::: DOCUMENT SEGMENT :::

Dead for a Dollar releases theatrically Friday, Sept. 30th.
Understandably, cinematic curiosity may grab hold when you learn Walter Hill (The Warriors, 48 Hrs.) wrote and directed a new Western starring Christoph Waltz and Willem Dafoe, but Dead for a Dollar is a meandering shoot 'em up with no clear direction other than to gently fritter away the talents of a strong ensemble.
The story of a bounty hunter, Max Borlund (Waltz), hired to rescue a rich man's kidnapped wife (pssst, she's not kidnapped, just run off with her beau to Mexico), Dead for a Dollar offers an interesting set up but then stumbles with it in the second half, unable to follow through in a way that satisfyingly services the story or characters. Max is dastardly one moment, honorable the next, with no proper vision for who he is as a peripheral lawman.

::: LISTING :::

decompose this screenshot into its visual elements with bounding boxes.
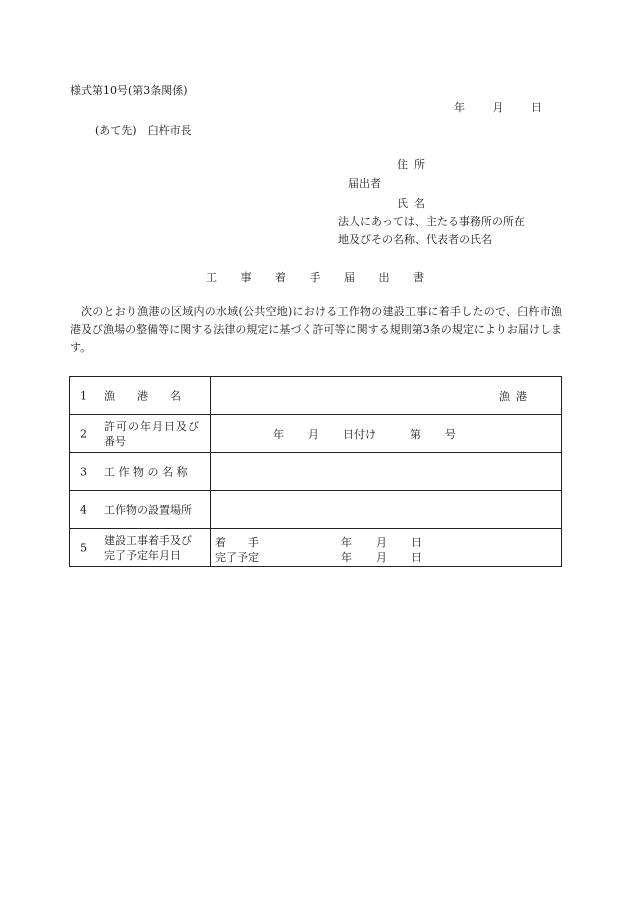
installation-place-label: 工作物の設置場所: [104, 503, 192, 516]
start-label: 着 手: [215, 536, 259, 549]
start-date-line: [215, 534, 422, 550]
end-date-line: [215, 549, 422, 565]
label-line: 完了予定年月日: [104, 548, 181, 562]
table-row: [70, 491, 562, 529]
start-month-label: 月: [376, 536, 387, 549]
permit-no-suffix: 号: [445, 427, 456, 441]
title-char: 出: [378, 271, 390, 284]
schedule-field[interactable]: [211, 529, 562, 567]
corporate-note-line2: 地及びその名称、代表者の氏名: [338, 233, 492, 246]
date-day-label: 日: [531, 101, 542, 114]
row-label-cell: [70, 453, 211, 491]
addressee: (あて先) 臼杵市長: [95, 124, 192, 137]
permit-date-label: [104, 419, 200, 449]
title-char: 書: [413, 271, 424, 284]
row-label-cell: [70, 377, 211, 415]
label-line: 番号: [104, 434, 126, 448]
title-char: 事: [240, 271, 252, 284]
end-label: 完了予定: [215, 551, 259, 564]
form-table: [69, 376, 562, 567]
schedule-label: [104, 533, 192, 563]
document-title: [206, 269, 424, 285]
date-year-label: 年: [454, 101, 465, 114]
permit-no-prefix: 第: [410, 427, 421, 441]
body-text: 次のとおり漁港の区域内の水域(公共空地)における工作物の建設工事に着手したので、臼杵市漁港及び漁場の整備等に関する法律の規定に基づく許可等に関する規則第3条の規定によりお届けします。: [70, 305, 562, 354]
address-label: 住所: [397, 158, 431, 171]
start-day-label: 日: [411, 536, 422, 549]
permit-date-field[interactable]: [211, 415, 562, 453]
end-day-label: 日: [411, 551, 422, 564]
row-number: 3: [80, 465, 87, 478]
permit-day-label: 日付け: [343, 427, 376, 441]
title-char: 工: [206, 271, 217, 284]
date-month-label: 月: [492, 101, 504, 114]
harbor-name-label: 漁 港 名: [104, 389, 181, 402]
harbor-suffix: 漁港: [499, 389, 533, 403]
table-row: [70, 415, 562, 453]
harbor-name-field[interactable]: [211, 377, 562, 415]
row-label-cell: [70, 491, 211, 529]
end-year-label: 年: [341, 551, 352, 564]
row-number: 4: [80, 503, 87, 516]
corporate-note-line1: 法人にあっては、主たる事務所の所在: [338, 215, 525, 228]
title-char: 着: [275, 271, 286, 284]
permit-date-number: [273, 426, 456, 442]
structure-name-field[interactable]: [211, 453, 562, 491]
submission-date: [454, 99, 542, 115]
label-line: 建設工事着手及び: [104, 533, 192, 547]
row-number: 5: [80, 541, 87, 554]
end-month-label: 月: [376, 551, 387, 564]
permit-year-label: 年: [273, 427, 284, 441]
row-number: 2: [80, 427, 87, 440]
name-label: 氏名: [397, 197, 431, 210]
label-line: 許可の年月日及び: [104, 419, 200, 433]
installation-place-field[interactable]: [211, 491, 562, 529]
notifier-label: 届出者: [348, 177, 381, 190]
row-label-cell: [70, 529, 211, 567]
structure-name-label: 工 作 物 の 名 称: [104, 465, 188, 478]
row-label-cell: [70, 415, 211, 453]
permit-month-label: 月: [308, 427, 319, 441]
table-row: [70, 529, 562, 567]
table-row: [70, 453, 562, 491]
start-year-label: 年: [341, 536, 352, 549]
title-char: 届: [344, 271, 355, 284]
table-row: [70, 377, 562, 415]
form-number: 様式第10号(第3条関係): [70, 84, 188, 97]
row-number: 1: [80, 389, 87, 402]
title-char: 手: [309, 271, 321, 284]
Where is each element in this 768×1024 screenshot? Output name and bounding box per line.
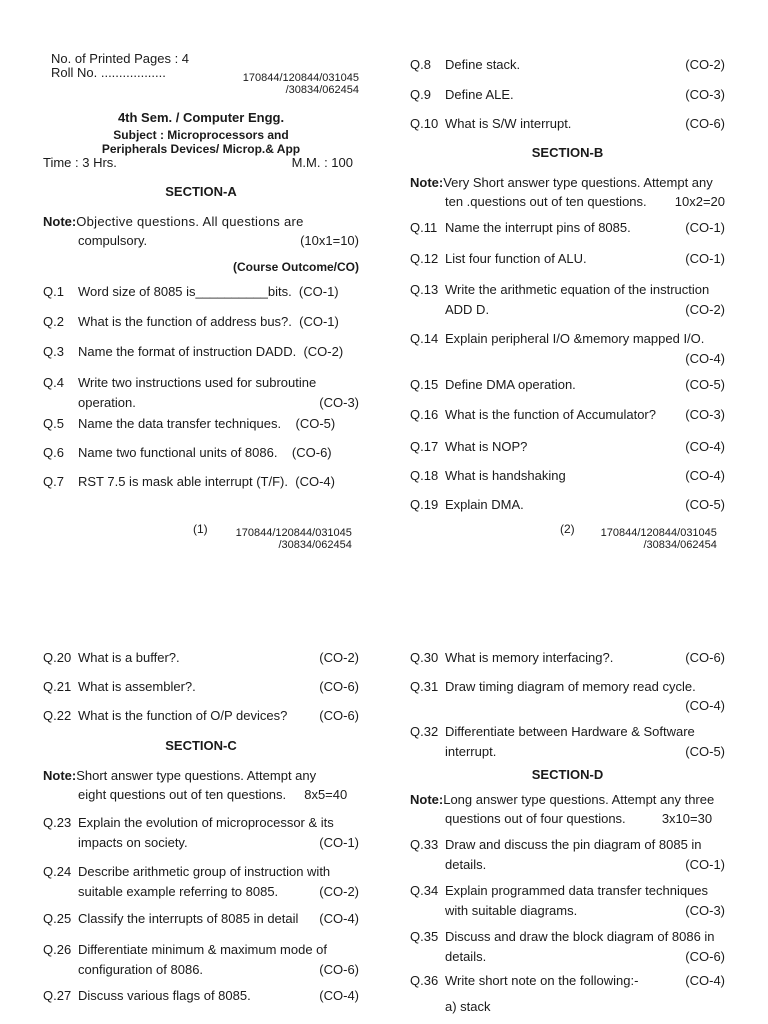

:::

ACTIONS TO TAKE:
**1.** In the movie review, what is the name of the bounty hunter played by Christoph Waltz?
**2.** Copy out every line in the listing that contains the string "permit", treating uppercase and lowercase as different.

EXPECTED ANSWERS:
**1.** Max Borlund

**2.**
permit-no-suffix: 号: [445, 427, 456, 441]
permit-date-label: [104, 419, 200, 449]
permit-no-prefix: 第: [410, 427, 421, 441]
permit-date-field[interactable]: [211, 415, 562, 453]
permit-day-label: 日付け: [343, 427, 376, 441]
permit-date-number: [273, 426, 456, 442]
permit-year-label: 年: [273, 427, 284, 441]
permit-month-label: 月: [308, 427, 319, 441]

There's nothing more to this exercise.